### Exercise directions:
Scan the material for the word "timeline", and copy each line where it shows up.
══ Rows
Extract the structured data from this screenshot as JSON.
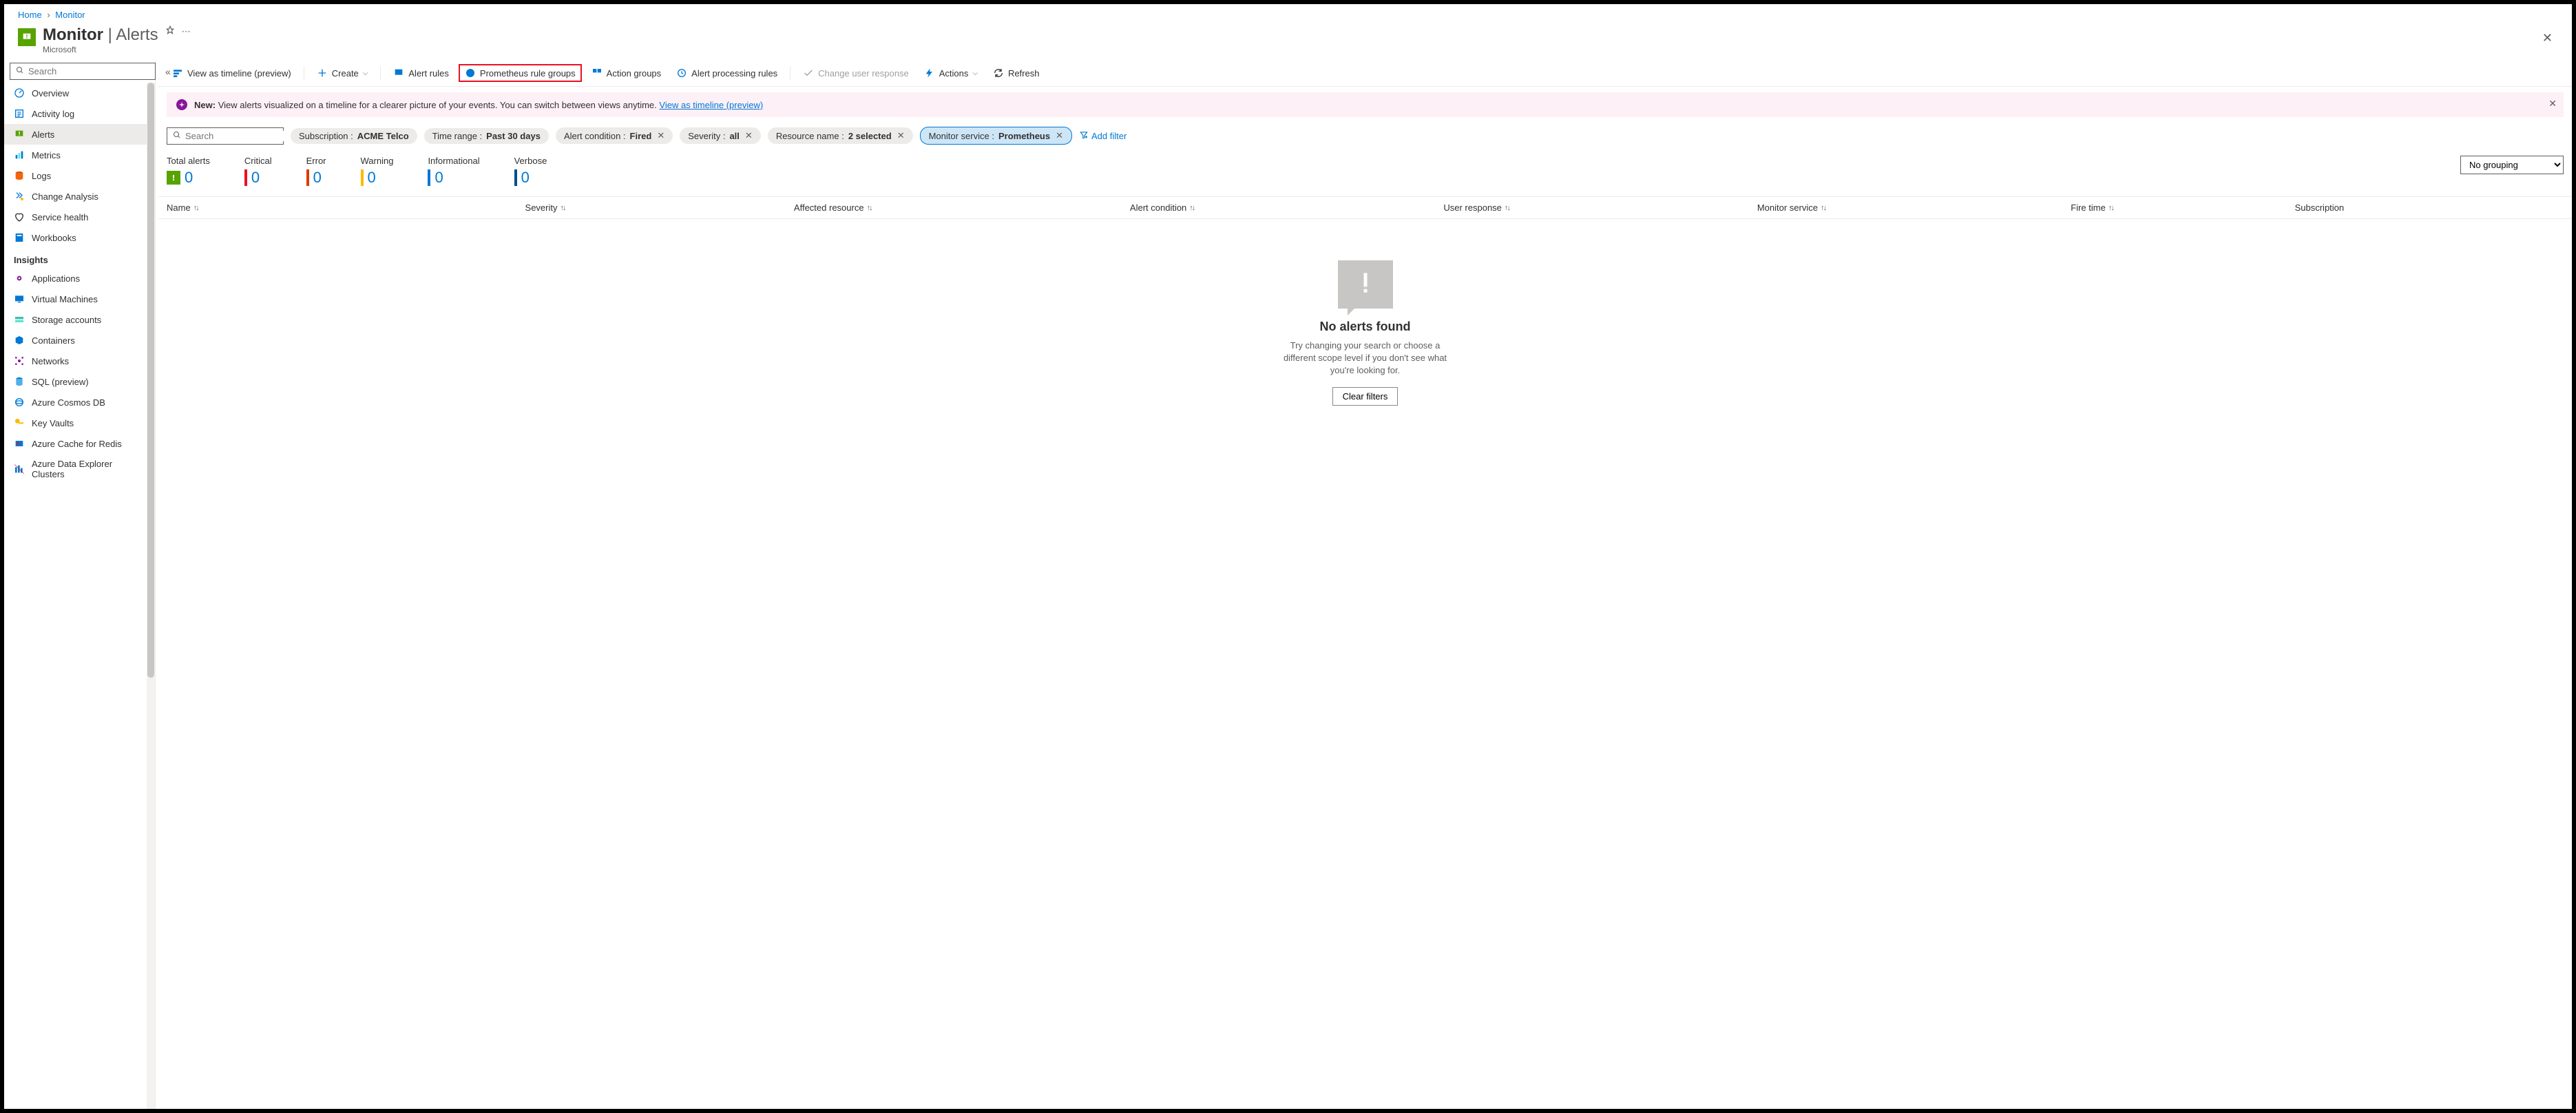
{
  "breadcrumb": {
    "home": "Home",
    "monitor": "Monitor"
  },
  "header": {
    "title": "Monitor",
    "subtitle": "Alerts",
    "company": "Microsoft"
  },
  "sidebar": {
    "search_placeholder": "Search",
    "items": [
      {
        "label": "Overview",
        "icon": "gauge"
      },
      {
        "label": "Activity log",
        "icon": "log"
      },
      {
        "label": "Alerts",
        "icon": "alert",
        "active": true
      },
      {
        "label": "Metrics",
        "icon": "metrics"
      },
      {
        "label": "Logs",
        "icon": "logs"
      },
      {
        "label": "Change Analysis",
        "icon": "change"
      },
      {
        "label": "Service health",
        "icon": "heart"
      },
      {
        "label": "Workbooks",
        "icon": "workbook"
      }
    ],
    "section": "Insights",
    "insights": [
      {
        "label": "Applications",
        "icon": "app"
      },
      {
        "label": "Virtual Machines",
        "icon": "vm"
      },
      {
        "label": "Storage accounts",
        "icon": "storage"
      },
      {
        "label": "Containers",
        "icon": "container"
      },
      {
        "label": "Networks",
        "icon": "network"
      },
      {
        "label": "SQL (preview)",
        "icon": "sql"
      },
      {
        "label": "Azure Cosmos DB",
        "icon": "cosmos"
      },
      {
        "label": "Key Vaults",
        "icon": "key"
      },
      {
        "label": "Azure Cache for Redis",
        "icon": "redis"
      },
      {
        "label": "Azure Data Explorer Clusters",
        "icon": "adx"
      }
    ]
  },
  "toolbar": {
    "timeline": "View as timeline (preview)",
    "create": "Create",
    "alert_rules": "Alert rules",
    "prometheus": "Prometheus rule groups",
    "action_groups": "Action groups",
    "processing": "Alert processing rules",
    "change_response": "Change user response",
    "actions": "Actions",
    "refresh": "Refresh"
  },
  "banner": {
    "prefix": "New:",
    "text": "View alerts visualized on a timeline for a clearer picture of your events. You can switch between views anytime.",
    "link": "View as timeline (preview)"
  },
  "filters": {
    "search_placeholder": "Search",
    "pills": [
      {
        "label": "Subscription :",
        "value": "ACME Telco",
        "close": false
      },
      {
        "label": "Time range :",
        "value": "Past 30 days",
        "close": false
      },
      {
        "label": "Alert condition :",
        "value": "Fired",
        "close": true
      },
      {
        "label": "Severity :",
        "value": "all",
        "close": true
      },
      {
        "label": "Resource name :",
        "value": "2 selected",
        "close": true
      },
      {
        "label": "Monitor service :",
        "value": "Prometheus",
        "close": true,
        "selected": true
      }
    ],
    "add_filter": "Add filter"
  },
  "stats": [
    {
      "label": "Total alerts",
      "value": "0",
      "color": "#57a300",
      "type": "icon"
    },
    {
      "label": "Critical",
      "value": "0",
      "color": "#e81123",
      "type": "bar"
    },
    {
      "label": "Error",
      "value": "0",
      "color": "#da3b01",
      "type": "bar"
    },
    {
      "label": "Warning",
      "value": "0",
      "color": "#ffb900",
      "type": "bar"
    },
    {
      "label": "Informational",
      "value": "0",
      "color": "#0078d4",
      "type": "bar"
    },
    {
      "label": "Verbose",
      "value": "0",
      "color": "#004e8c",
      "type": "bar"
    }
  ],
  "grouping": {
    "value": "No grouping"
  },
  "columns": [
    "Name",
    "Severity",
    "Affected resource",
    "Alert condition",
    "User response",
    "Monitor service",
    "Fire time",
    "Subscription"
  ],
  "empty": {
    "title": "No alerts found",
    "msg": "Try changing your search or choose a different scope level if you don't see what you're looking for.",
    "button": "Clear filters"
  }
}
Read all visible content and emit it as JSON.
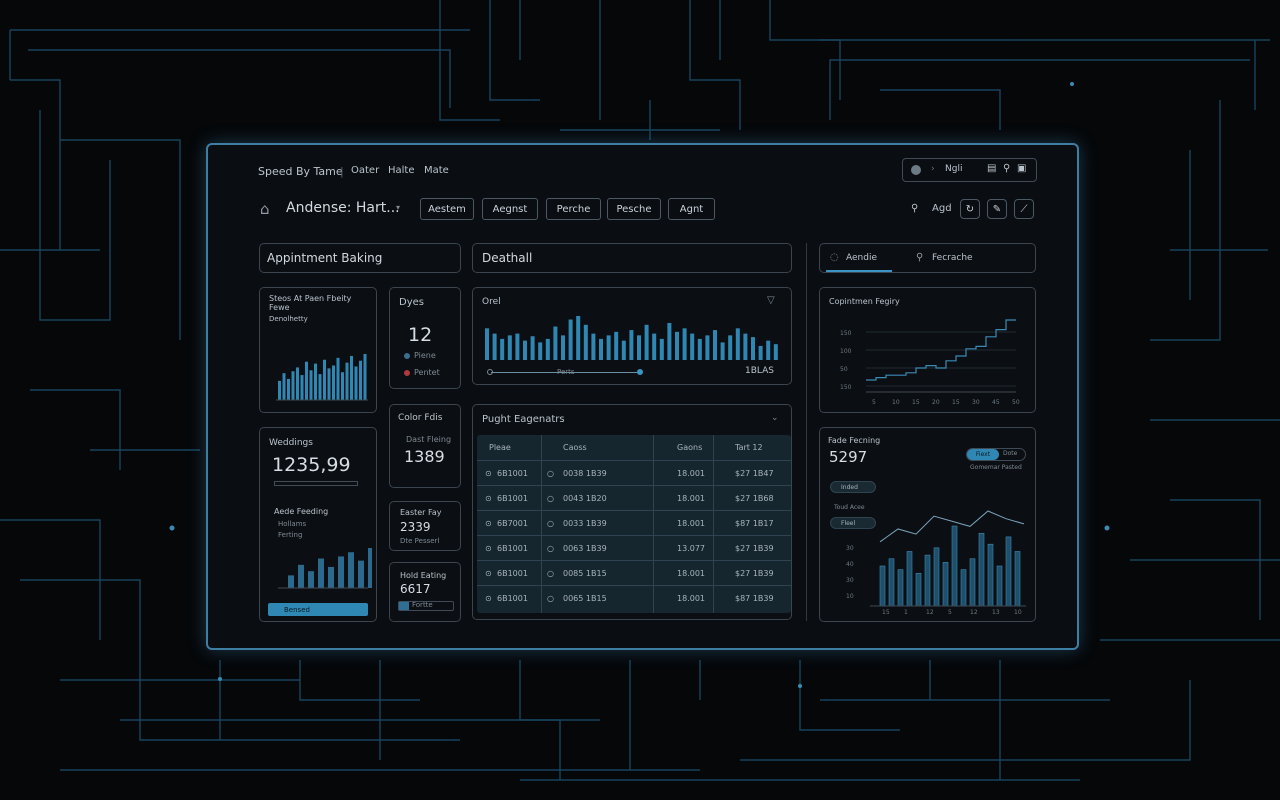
{
  "window": {
    "title": "Speed By Tame",
    "menu": [
      "Oater",
      "Halte",
      "Mate"
    ],
    "app_name": "Andense: Hart...",
    "top_toolbar_text": "Ngli",
    "nav_buttons": [
      "Aestem",
      "Aegnst",
      "Perche",
      "Pesche",
      "Agnt"
    ],
    "right_label": "Agd"
  },
  "left_header": "Appintment Baking",
  "center_header": "Deathall",
  "right_tabs": [
    "Aendie",
    "Fecrache"
  ],
  "card_sales": {
    "title": "Steos At Paen Fbeity",
    "subtitle": "Fewe",
    "sub2": "Denolhetty",
    "bars": [
      20,
      28,
      22,
      30,
      34,
      26,
      40,
      31,
      38,
      27,
      42,
      33,
      36,
      44,
      29,
      39,
      46,
      35,
      41,
      48
    ]
  },
  "card_dyes": {
    "title": "Dyes",
    "value": "12",
    "line1": "Piene",
    "line2": "Pentet"
  },
  "card_weddings": {
    "title": "Weddings",
    "value": "1235,99",
    "sub": "Aede Feeding",
    "sub2": "Hollams",
    "sub3": "Ferting",
    "bars": [
      12,
      22,
      16,
      28,
      20,
      30,
      34,
      26,
      38
    ],
    "button": "Bensed"
  },
  "card_color": {
    "title": "Color Fdis",
    "sub": "Dast Fleing",
    "value": "1389"
  },
  "card_easter": {
    "title": "Easter Fay",
    "value": "2339",
    "sub": "Dte Pesserl"
  },
  "card_hold": {
    "title": "Hold Eating",
    "value": "6617",
    "sub": "Fortte"
  },
  "card_orel": {
    "title": "Orel",
    "footer_left": "Perts",
    "footer_right": "1BLAS",
    "bars": [
      36,
      30,
      24,
      28,
      30,
      22,
      27,
      20,
      24,
      38,
      28,
      46,
      50,
      40,
      30,
      24,
      28,
      32,
      22,
      34,
      28,
      40,
      30,
      24,
      42,
      32,
      36,
      30,
      24,
      28,
      34,
      20,
      28,
      36,
      30,
      26,
      16,
      22,
      18
    ]
  },
  "card_pages": {
    "title": "Pught Eagenatrs",
    "columns": [
      "Pleae",
      "Caoss",
      "Gaons",
      "Tart 12"
    ],
    "rows": [
      [
        "6B1001",
        "0038 1B39",
        "18.001",
        "$27 1B47"
      ],
      [
        "6B1001",
        "0043 1B20",
        "18.001",
        "$27 1B68"
      ],
      [
        "6B7001",
        "0033 1B39",
        "18.001",
        "$87 1B17"
      ],
      [
        "6B1001",
        "0063 1B39",
        "13.077",
        "$27 1B39"
      ],
      [
        "6B1001",
        "0085 1B15",
        "18.001",
        "$27 1B39"
      ],
      [
        "6B1001",
        "0065 1B15",
        "18.001",
        "$87 1B39"
      ]
    ]
  },
  "card_capacity": {
    "title": "Copintmen Fegiry",
    "y_ticks": [
      "150",
      "100",
      "50",
      "150"
    ],
    "x_ticks": [
      "5",
      "10",
      "15",
      "20",
      "15",
      "30",
      "45",
      "50"
    ],
    "steps": [
      10,
      12,
      14,
      14,
      16,
      20,
      22,
      20,
      26,
      30,
      36,
      38,
      46,
      52,
      60
    ]
  },
  "card_total": {
    "title": "Fade Fecning",
    "value": "5297",
    "toggle": [
      "Fiext",
      "Dote"
    ],
    "caption": "Gomemar Pasted",
    "pill1": "Inded",
    "pill2": "Toud Acee",
    "pill3": "Fleel",
    "bars": [
      22,
      26,
      20,
      30,
      18,
      28,
      32,
      24,
      44,
      20,
      26,
      40,
      34,
      22,
      38,
      30
    ],
    "line": [
      50,
      60,
      56,
      70,
      66,
      62,
      74,
      68,
      64
    ],
    "y_ticks": [
      "30",
      "40",
      "30",
      "10"
    ],
    "x_ticks": [
      "15",
      "1",
      "12",
      "5",
      "12",
      "13",
      "10"
    ]
  },
  "colors": {
    "accent": "#3a95c4",
    "bar": "#2f88b4",
    "border": "#3a4550"
  }
}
════
### The result:
    "timeline": "View as timeline (preview)",
    "text": "View alerts visualized on a timeline for a clearer picture of your events. You can switch between views anytime.",
    "link": "View as timeline (preview)"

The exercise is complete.